[Dataset records]

---

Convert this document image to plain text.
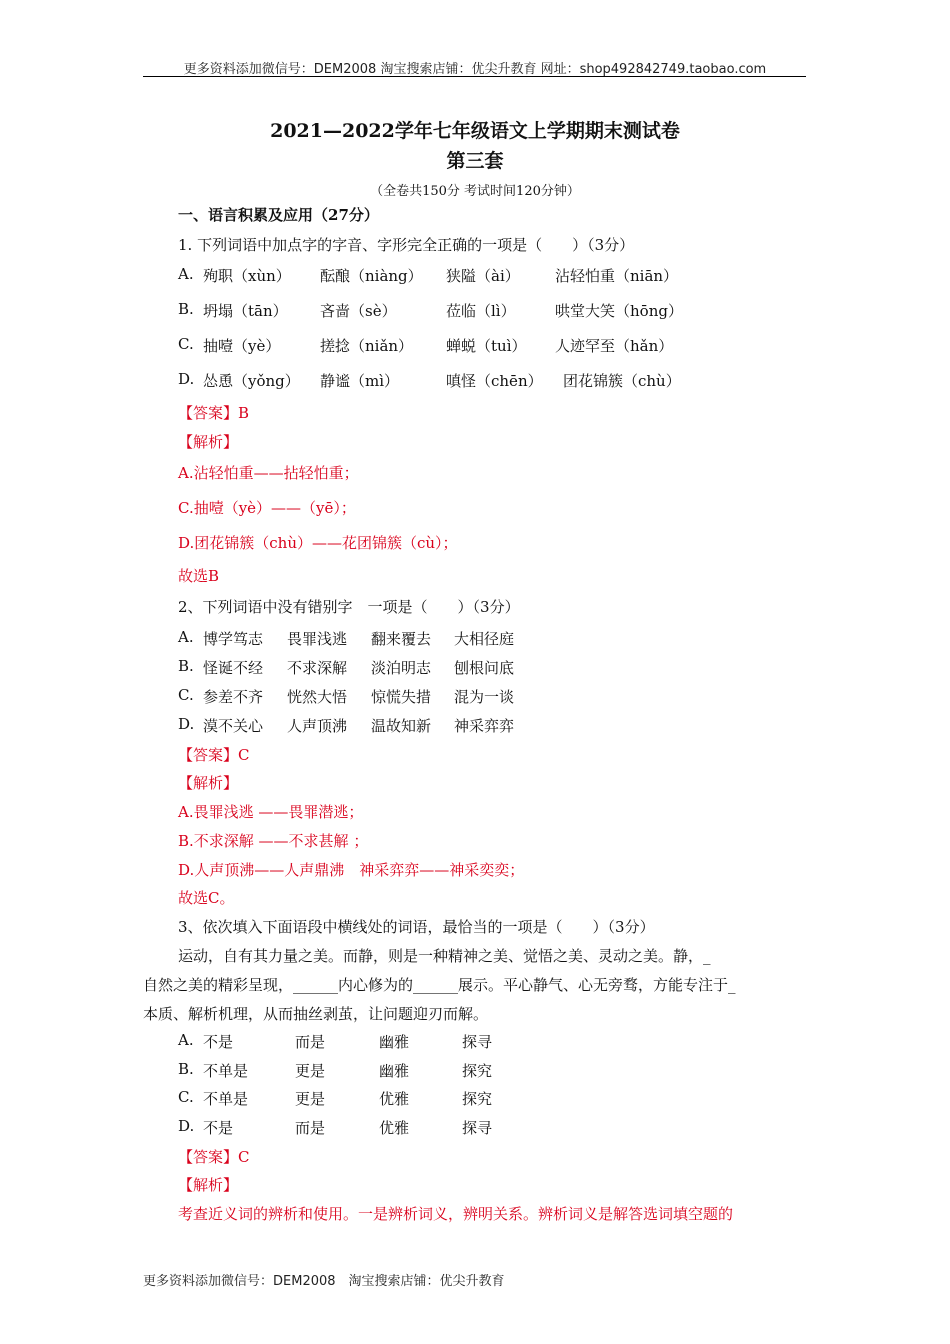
更多资料添加微信号：DEM2008 淘宝搜索店铺：优尖升教育 网址：shop492842749.taobao.com
2021—2022学年七年级语文上学期期末测试卷
第三套
（全卷共150分 考试时间120分钟）
一、语言积累及应用（27分）
1. 下列词语中加点字的字音、字形完全正确的一项是（　　）（3分）
A. 殉职（xùn） 酝酿（niàng） 狭隘（ài） 沾轻怕重（niān）
B. 坍塌（tān） 吝啬（sè）	莅临（lì）	哄堂大笑（hōng）
C. 抽噎（yè）	搓捻（niǎn） 蝉蜕（tuì） 人迹罕至（hǎn）
D. 怂恿（yǒng） 静谧（mì）	嗔怪（chēn） 团花锦簇（chù）
【答案】B
【解析】
A.沾轻怕重——拈轻怕重；
C.抽噎（yè）——（yē）；
D.团花锦簇（chù）——花团锦簇（cù）；
故选B
2、下列词语中没有错别字　一项是（　　）（3分）
A. 博学笃志 畏罪浅逃 翻来覆去 大相径庭
B. 怪诞不经 不求深解 淡泊明志 刨根问底
C. 参差不齐 恍然大悟 惊慌失措 混为一谈
D. 漠不关心 人声顶沸 温故知新 神采弈弈
【答案】C
【解析】
A.畏罪浅逃 ——畏罪潜逃；
B.不求深解 ——不求甚解 ；
D.人声顶沸——人声鼎沸　神采弈弈——神采奕奕；
故选C。
3、依次填入下面语段中横线处的词语，最恰当的一项是（　　）（3分）
运动，自有其力量之美。而静，则是一种精神之美、觉悟之美、灵动之美。静，_
自然之美的精彩呈现，______内心修为的______展示。平心静气、心无旁骛，方能专注于_
本质、解析机理，从而抽丝剥茧，让问题迎刃而解。
A. 不是	而是	幽雅	探寻
B. 不单是	更是	幽雅	探究
C. 不单是	更是	优雅	探究
D. 不是	而是	优雅	探寻
【答案】C
【解析】
考查近义词的辨析和使用。一是辨析词义，辨明关系。辨析词义是解答选词填空题的
更多资料添加微信号：DEM2008　淘宝搜索店铺：优尖升教育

---

§ What is asked: Pictures are to be left out; all else in the entries above is to be quoted exactly.

§ Worked answer:
Convert this document image to plain text.
更多资料添加微信号：DEM2008 淘宝搜索店铺：优尖升教育 网址：shop492842749.taobao.com
2021—2022学年七年级语文上学期期末测试卷
第三套
（全卷共150分 考试时间120分钟）
一、语言积累及应用（27分）
1. 下列词语中加点字的字音、字形完全正确的一项是（　　）（3分）
A. 殉职（xùn） 酝酿（niàng） 狭隘（ài） 沾轻怕重（niān）
B. 坍塌（tān） 吝啬（sè）	莅临（lì）	哄堂大笑（hōng）
C. 抽噎（yè）	搓捻（niǎn） 蝉蜕（tuì） 人迹罕至（hǎn）
D. 怂恿（yǒng） 静谧（mì）	嗔怪（chēn） 团花锦簇（chù）
【答案】B
【解析】
A.沾轻怕重——拈轻怕重；
C.抽噎（yè）——（yē）；
D.团花锦簇（chù）——花团锦簇（cù）；
故选B
2、下列词语中没有错别字　一项是（　　）（3分）
A. 博学笃志 畏罪浅逃 翻来覆去 大相径庭
B. 怪诞不经 不求深解 淡泊明志 刨根问底
C. 参差不齐 恍然大悟 惊慌失措 混为一谈
D. 漠不关心 人声顶沸 温故知新 神采弈弈
【答案】C
【解析】
A.畏罪浅逃 ——畏罪潜逃；
B.不求深解 ——不求甚解 ；
D.人声顶沸——人声鼎沸　神采弈弈——神采奕奕；
故选C。
3、依次填入下面语段中横线处的词语，最恰当的一项是（　　）（3分）
运动，自有其力量之美。而静，则是一种精神之美、觉悟之美、灵动之美。静，_
自然之美的精彩呈现，______内心修为的______展示。平心静气、心无旁骛，方能专注于_
本质、解析机理，从而抽丝剥茧，让问题迎刃而解。
A. 不是	而是	幽雅	探寻
B. 不单是	更是	幽雅	探究
C. 不单是	更是	优雅	探究
D. 不是	而是	优雅	探寻
【答案】C
【解析】
考查近义词的辨析和使用。一是辨析词义，辨明关系。辨析词义是解答选词填空题的
更多资料添加微信号：DEM2008　淘宝搜索店铺：优尖升教育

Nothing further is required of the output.